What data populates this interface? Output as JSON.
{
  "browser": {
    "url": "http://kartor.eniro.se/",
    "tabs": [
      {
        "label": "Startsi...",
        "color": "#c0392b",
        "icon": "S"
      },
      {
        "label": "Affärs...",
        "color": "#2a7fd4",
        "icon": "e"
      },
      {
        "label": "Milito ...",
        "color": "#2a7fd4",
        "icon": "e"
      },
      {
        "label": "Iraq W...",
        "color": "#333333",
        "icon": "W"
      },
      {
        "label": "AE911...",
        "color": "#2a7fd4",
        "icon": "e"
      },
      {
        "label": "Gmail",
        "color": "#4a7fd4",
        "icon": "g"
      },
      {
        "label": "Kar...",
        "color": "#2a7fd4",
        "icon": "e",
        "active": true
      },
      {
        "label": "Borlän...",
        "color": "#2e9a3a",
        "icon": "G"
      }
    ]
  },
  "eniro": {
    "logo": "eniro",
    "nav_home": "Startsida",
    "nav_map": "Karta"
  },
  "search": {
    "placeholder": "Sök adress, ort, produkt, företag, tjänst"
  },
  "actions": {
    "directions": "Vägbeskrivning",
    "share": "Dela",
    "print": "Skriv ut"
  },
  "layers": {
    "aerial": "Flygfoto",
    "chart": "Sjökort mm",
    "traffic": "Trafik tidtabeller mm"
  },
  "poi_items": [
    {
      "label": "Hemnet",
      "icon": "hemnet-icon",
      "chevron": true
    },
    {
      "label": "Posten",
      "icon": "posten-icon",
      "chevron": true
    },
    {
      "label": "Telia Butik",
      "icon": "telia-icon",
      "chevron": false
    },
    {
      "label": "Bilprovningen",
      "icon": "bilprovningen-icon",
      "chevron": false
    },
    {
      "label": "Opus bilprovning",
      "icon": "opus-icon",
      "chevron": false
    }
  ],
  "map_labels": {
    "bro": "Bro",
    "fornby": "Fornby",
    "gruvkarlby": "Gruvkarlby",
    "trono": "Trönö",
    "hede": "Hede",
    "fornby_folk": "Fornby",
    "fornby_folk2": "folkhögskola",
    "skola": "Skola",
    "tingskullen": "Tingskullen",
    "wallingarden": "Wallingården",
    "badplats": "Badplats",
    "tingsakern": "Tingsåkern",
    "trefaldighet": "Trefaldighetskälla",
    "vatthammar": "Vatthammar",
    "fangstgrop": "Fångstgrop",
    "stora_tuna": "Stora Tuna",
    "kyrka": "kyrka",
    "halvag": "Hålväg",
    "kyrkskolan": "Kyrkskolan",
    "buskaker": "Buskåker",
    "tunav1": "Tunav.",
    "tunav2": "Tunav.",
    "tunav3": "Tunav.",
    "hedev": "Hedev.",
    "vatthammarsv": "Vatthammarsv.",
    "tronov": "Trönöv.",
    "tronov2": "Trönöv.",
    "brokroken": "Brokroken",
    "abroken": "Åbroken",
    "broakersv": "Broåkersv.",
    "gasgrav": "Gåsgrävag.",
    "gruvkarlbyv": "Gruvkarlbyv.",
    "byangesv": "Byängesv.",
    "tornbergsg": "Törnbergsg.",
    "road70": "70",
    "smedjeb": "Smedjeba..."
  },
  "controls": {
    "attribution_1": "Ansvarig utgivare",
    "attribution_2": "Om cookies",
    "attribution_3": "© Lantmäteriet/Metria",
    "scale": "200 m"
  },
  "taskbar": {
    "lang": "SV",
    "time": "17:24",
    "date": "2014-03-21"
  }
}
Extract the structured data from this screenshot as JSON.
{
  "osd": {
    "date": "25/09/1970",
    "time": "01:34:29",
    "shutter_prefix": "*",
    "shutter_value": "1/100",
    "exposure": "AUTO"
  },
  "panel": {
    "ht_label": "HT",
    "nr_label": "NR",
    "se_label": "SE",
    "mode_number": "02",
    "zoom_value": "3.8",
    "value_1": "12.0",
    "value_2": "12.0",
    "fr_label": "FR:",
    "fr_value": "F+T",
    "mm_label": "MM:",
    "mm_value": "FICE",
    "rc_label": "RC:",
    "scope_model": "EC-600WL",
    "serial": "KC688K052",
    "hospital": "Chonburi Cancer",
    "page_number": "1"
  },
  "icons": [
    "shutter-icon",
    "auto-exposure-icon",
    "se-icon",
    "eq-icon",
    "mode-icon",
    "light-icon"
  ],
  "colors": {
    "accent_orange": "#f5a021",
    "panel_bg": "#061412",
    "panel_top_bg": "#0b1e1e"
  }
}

* * * * * * * * *

_REQUIRED WORK:_ Quote, without any change, each line from the one that contains "Extract the structured" through the end of the material.

_RESULT OF THIS EXERCISE:_
Extract the structured data from this screenshot as JSON.
{
  "osd": {
    "date": "25/09/1970",
    "time": "01:34:29",
    "shutter_prefix": "*",
    "shutter_value": "1/100",
    "exposure": "AUTO"
  },
  "panel": {
    "ht_label": "HT",
    "nr_label": "NR",
    "se_label": "SE",
    "mode_number": "02",
    "zoom_value": "3.8",
    "value_1": "12.0",
    "value_2": "12.0",
    "fr_label": "FR:",
    "fr_value": "F+T",
    "mm_label": "MM:",
    "mm_value": "FICE",
    "rc_label": "RC:",
    "scope_model": "EC-600WL",
    "serial": "KC688K052",
    "hospital": "Chonburi Cancer",
    "page_number": "1"
  },
  "icons": [
    "shutter-icon",
    "auto-exposure-icon",
    "se-icon",
    "eq-icon",
    "mode-icon",
    "light-icon"
  ],
  "colors": {
    "accent_orange": "#f5a021",
    "panel_bg": "#061412",
    "panel_top_bg": "#0b1e1e"
  }
}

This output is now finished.